WHAT THE TASK REQUIRES. Write out only the lines running from the one that contains "Enumerate this screenshot's" to the end of the material, both ends included.

INFORMATION SUPPLIED.

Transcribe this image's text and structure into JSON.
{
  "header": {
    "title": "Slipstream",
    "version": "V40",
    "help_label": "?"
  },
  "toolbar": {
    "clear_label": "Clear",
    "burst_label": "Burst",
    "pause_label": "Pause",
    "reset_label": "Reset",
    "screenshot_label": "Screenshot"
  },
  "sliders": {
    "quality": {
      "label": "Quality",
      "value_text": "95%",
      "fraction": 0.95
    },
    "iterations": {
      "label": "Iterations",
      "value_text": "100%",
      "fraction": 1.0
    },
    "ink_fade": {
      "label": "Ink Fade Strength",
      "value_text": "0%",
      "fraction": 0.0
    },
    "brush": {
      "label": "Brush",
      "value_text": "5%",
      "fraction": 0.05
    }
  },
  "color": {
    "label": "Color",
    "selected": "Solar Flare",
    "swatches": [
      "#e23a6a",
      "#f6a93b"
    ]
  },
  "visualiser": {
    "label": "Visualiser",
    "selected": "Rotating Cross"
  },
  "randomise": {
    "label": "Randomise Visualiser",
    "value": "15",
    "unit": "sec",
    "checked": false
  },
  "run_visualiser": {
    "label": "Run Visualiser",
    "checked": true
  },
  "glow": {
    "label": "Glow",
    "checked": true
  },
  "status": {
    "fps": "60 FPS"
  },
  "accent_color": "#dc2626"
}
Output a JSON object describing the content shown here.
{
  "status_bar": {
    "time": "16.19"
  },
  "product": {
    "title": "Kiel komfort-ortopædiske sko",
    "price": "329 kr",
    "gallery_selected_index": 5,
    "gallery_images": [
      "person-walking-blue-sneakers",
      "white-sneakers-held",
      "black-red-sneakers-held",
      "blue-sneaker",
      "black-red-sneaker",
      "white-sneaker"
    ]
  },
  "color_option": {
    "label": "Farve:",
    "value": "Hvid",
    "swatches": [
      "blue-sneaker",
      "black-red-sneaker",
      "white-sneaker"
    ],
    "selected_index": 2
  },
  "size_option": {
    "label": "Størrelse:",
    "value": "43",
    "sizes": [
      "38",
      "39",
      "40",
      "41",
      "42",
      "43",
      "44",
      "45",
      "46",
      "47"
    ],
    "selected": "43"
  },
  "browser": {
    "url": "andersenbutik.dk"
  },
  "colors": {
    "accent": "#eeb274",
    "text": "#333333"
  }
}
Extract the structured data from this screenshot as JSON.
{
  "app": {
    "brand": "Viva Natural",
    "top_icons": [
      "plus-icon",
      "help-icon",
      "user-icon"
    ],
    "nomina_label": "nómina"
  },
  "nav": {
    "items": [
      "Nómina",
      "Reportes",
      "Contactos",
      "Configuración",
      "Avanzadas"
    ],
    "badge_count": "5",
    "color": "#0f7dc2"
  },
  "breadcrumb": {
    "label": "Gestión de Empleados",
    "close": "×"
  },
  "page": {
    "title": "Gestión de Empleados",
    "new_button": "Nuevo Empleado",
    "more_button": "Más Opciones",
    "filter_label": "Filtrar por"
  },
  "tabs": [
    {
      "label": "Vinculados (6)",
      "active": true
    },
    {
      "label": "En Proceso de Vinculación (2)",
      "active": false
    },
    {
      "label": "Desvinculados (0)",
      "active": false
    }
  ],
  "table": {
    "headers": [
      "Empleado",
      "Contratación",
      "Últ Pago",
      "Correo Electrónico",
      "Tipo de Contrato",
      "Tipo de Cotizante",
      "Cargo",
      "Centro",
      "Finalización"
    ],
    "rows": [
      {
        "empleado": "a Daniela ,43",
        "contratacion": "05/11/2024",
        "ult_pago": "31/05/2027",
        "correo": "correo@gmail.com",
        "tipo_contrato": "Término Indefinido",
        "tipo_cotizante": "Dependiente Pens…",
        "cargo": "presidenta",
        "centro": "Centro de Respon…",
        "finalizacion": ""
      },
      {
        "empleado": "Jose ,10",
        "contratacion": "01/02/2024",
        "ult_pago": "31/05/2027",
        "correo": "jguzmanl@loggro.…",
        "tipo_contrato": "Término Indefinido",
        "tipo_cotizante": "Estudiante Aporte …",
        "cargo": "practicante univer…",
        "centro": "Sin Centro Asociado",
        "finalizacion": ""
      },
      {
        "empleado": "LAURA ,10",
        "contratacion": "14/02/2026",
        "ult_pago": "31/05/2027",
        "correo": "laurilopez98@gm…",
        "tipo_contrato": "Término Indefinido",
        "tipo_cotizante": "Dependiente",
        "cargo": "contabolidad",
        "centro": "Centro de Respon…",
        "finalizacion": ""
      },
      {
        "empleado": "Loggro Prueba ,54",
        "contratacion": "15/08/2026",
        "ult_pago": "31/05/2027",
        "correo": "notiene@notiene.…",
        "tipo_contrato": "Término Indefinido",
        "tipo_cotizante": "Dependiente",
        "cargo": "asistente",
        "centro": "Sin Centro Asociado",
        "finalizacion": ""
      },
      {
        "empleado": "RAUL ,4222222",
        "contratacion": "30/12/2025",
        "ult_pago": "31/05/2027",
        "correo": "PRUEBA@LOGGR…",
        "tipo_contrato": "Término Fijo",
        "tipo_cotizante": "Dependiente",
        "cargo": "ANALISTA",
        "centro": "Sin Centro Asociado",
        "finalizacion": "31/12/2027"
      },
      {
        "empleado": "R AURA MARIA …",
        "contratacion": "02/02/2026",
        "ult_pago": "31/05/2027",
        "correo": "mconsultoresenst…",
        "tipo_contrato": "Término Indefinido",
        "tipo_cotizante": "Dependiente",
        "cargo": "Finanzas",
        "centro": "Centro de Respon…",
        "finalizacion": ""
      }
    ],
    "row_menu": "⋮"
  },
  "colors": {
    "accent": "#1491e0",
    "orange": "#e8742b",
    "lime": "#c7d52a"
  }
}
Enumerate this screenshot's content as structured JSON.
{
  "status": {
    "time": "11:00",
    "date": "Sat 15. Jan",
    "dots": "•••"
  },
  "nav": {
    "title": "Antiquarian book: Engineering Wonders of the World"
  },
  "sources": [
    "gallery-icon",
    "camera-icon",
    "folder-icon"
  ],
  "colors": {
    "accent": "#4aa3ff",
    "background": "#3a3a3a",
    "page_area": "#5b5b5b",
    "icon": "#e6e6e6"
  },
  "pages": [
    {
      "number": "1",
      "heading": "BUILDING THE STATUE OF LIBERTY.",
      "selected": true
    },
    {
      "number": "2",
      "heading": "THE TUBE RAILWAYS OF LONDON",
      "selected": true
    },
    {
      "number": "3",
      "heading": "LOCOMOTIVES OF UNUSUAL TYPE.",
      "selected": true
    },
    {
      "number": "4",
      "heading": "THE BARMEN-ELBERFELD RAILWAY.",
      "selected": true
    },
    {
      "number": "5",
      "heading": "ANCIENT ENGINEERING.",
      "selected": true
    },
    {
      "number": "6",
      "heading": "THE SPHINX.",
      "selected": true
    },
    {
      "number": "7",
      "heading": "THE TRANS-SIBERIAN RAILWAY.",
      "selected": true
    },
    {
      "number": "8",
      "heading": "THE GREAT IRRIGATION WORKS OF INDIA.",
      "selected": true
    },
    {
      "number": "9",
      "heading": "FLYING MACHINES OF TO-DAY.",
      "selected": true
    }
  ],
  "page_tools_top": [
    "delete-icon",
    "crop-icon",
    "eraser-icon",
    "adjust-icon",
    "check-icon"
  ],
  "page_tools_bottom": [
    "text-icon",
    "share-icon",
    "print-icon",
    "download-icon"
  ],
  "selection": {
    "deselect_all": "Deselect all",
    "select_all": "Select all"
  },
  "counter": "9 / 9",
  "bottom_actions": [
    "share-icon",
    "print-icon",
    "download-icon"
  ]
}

REPLY.
Enumerate this screenshot's content as structured JSON.
{
  "status": {
    "time": "11:00",
    "date": "Sat 15. Jan",
    "dots": "•••"
  },
  "nav": {
    "title": "Antiquarian book: Engineering Wonders of the World"
  },
  "sources": [
    "gallery-icon",
    "camera-icon",
    "folder-icon"
  ],
  "colors": {
    "accent": "#4aa3ff",
    "background": "#3a3a3a",
    "page_area": "#5b5b5b",
    "icon": "#e6e6e6"
  },
  "pages": [
    {
      "number": "1",
      "heading": "BUILDING THE STATUE OF LIBERTY.",
      "selected": true
    },
    {
      "number": "2",
      "heading": "THE TUBE RAILWAYS OF LONDON",
      "selected": true
    },
    {
      "number": "3",
      "heading": "LOCOMOTIVES OF UNUSUAL TYPE.",
      "selected": true
    },
    {
      "number": "4",
      "heading": "THE BARMEN-ELBERFELD RAILWAY.",
      "selected": true
    },
    {
      "number": "5",
      "heading": "ANCIENT ENGINEERING.",
      "selected": true
    },
    {
      "number": "6",
      "heading": "THE SPHINX.",
      "selected": true
    },
    {
      "number": "7",
      "heading": "THE TRANS-SIBERIAN RAILWAY.",
      "selected": true
    },
    {
      "number": "8",
      "heading": "THE GREAT IRRIGATION WORKS OF INDIA.",
      "selected": true
    },
    {
      "number": "9",
      "heading": "FLYING MACHINES OF TO-DAY.",
      "selected": true
    }
  ],
  "page_tools_top": [
    "delete-icon",
    "crop-icon",
    "eraser-icon",
    "adjust-icon",
    "check-icon"
  ],
  "page_tools_bottom": [
    "text-icon",
    "share-icon",
    "print-icon",
    "download-icon"
  ],
  "selection": {
    "deselect_all": "Deselect all",
    "select_all": "Select all"
  },
  "counter": "9 / 9",
  "bottom_actions": [
    "share-icon",
    "print-icon",
    "download-icon"
  ]
}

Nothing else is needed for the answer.